TASK DIRECTIONS:
Each line of the material below that holds the word "связи" needs to be copied.

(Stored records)

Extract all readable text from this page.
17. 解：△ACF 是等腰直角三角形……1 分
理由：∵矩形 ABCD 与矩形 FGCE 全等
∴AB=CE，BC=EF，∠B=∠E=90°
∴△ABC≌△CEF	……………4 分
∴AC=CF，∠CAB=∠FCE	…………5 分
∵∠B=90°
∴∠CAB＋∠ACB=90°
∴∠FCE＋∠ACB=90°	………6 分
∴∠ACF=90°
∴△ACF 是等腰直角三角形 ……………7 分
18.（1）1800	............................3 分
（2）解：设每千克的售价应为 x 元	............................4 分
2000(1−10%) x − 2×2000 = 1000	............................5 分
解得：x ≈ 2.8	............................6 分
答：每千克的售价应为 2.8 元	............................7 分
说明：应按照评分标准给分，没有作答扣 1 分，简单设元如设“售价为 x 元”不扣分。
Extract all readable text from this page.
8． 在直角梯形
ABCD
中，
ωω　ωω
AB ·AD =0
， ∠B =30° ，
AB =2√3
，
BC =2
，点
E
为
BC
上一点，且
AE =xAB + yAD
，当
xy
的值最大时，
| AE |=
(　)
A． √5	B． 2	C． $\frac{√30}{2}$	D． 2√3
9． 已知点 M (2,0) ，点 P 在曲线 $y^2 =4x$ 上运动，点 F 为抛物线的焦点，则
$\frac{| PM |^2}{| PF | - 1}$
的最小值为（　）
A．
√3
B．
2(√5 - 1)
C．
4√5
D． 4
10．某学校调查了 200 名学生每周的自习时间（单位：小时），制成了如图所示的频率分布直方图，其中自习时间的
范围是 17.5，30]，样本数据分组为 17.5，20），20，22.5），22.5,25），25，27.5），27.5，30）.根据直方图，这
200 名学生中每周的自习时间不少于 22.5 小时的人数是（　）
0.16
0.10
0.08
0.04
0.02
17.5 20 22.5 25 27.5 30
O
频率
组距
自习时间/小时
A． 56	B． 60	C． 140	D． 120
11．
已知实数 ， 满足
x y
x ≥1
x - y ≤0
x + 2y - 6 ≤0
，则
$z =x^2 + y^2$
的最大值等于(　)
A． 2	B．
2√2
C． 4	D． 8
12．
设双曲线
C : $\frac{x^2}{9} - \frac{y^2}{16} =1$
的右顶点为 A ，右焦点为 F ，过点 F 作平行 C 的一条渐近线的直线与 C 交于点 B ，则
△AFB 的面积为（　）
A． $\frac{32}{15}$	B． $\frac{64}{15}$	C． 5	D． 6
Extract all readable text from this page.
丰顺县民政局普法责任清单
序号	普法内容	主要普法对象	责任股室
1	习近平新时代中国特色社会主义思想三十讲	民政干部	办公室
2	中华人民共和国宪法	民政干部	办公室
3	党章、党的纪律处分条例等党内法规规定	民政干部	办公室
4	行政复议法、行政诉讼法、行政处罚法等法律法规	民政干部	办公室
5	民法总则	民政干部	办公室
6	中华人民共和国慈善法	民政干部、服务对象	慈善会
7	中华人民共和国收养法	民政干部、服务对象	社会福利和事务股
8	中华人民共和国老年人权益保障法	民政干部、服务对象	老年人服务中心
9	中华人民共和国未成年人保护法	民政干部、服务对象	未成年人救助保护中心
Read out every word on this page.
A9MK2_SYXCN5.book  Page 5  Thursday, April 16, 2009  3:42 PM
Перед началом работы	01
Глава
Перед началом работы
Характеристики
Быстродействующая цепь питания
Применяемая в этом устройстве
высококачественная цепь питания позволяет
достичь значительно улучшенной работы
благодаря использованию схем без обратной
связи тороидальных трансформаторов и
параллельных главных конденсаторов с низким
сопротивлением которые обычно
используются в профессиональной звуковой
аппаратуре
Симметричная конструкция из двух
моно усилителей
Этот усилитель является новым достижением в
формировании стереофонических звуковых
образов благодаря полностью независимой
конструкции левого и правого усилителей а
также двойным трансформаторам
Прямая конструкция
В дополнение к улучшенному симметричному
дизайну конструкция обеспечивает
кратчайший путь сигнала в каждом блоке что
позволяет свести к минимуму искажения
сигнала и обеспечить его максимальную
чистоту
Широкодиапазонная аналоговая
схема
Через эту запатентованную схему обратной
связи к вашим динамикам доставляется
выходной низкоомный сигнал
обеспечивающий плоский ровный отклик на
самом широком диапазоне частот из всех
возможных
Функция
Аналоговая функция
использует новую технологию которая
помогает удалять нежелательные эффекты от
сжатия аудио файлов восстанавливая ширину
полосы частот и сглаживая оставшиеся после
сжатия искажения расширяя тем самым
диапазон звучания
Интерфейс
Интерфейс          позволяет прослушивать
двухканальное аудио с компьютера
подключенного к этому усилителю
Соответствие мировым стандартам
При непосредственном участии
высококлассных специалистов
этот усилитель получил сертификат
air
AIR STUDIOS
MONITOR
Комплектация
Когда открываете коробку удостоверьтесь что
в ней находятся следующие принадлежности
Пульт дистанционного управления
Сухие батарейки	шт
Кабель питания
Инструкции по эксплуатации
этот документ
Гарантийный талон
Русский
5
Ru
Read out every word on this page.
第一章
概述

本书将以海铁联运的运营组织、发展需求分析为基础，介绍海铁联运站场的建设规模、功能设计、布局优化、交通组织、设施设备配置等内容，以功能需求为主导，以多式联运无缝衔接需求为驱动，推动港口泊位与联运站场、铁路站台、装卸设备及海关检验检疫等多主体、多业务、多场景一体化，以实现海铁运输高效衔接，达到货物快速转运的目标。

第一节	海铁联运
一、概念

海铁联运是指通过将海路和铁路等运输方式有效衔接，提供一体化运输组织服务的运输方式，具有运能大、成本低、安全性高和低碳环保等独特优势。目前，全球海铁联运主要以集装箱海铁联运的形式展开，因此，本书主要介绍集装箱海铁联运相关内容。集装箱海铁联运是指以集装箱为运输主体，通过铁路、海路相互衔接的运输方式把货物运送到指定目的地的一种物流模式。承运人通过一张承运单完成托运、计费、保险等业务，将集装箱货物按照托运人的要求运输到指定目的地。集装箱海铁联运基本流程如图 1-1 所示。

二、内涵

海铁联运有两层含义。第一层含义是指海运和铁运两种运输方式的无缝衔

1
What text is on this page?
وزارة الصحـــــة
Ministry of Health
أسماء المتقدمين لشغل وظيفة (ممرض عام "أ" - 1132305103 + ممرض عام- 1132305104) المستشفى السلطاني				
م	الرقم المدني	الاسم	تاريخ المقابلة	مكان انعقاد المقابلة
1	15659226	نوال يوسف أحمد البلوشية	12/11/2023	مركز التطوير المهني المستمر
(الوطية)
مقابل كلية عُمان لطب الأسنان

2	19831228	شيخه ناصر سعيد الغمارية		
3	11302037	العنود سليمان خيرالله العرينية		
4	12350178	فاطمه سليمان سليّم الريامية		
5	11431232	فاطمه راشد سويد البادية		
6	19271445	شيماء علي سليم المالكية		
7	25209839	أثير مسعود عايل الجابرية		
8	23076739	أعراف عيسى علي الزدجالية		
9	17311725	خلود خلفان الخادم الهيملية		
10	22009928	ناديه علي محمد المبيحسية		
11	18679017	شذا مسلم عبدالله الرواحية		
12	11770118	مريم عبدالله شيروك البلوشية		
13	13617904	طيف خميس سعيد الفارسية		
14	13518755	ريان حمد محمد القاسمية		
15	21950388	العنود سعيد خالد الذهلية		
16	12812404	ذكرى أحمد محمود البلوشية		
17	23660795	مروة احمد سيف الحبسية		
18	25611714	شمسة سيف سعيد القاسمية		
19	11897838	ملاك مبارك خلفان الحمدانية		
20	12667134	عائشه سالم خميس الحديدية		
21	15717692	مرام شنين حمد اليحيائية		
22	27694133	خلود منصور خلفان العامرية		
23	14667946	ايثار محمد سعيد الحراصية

TASK SOLUTION:
связи тороидальных трансформаторов и
связи к вашим динамикам доставляется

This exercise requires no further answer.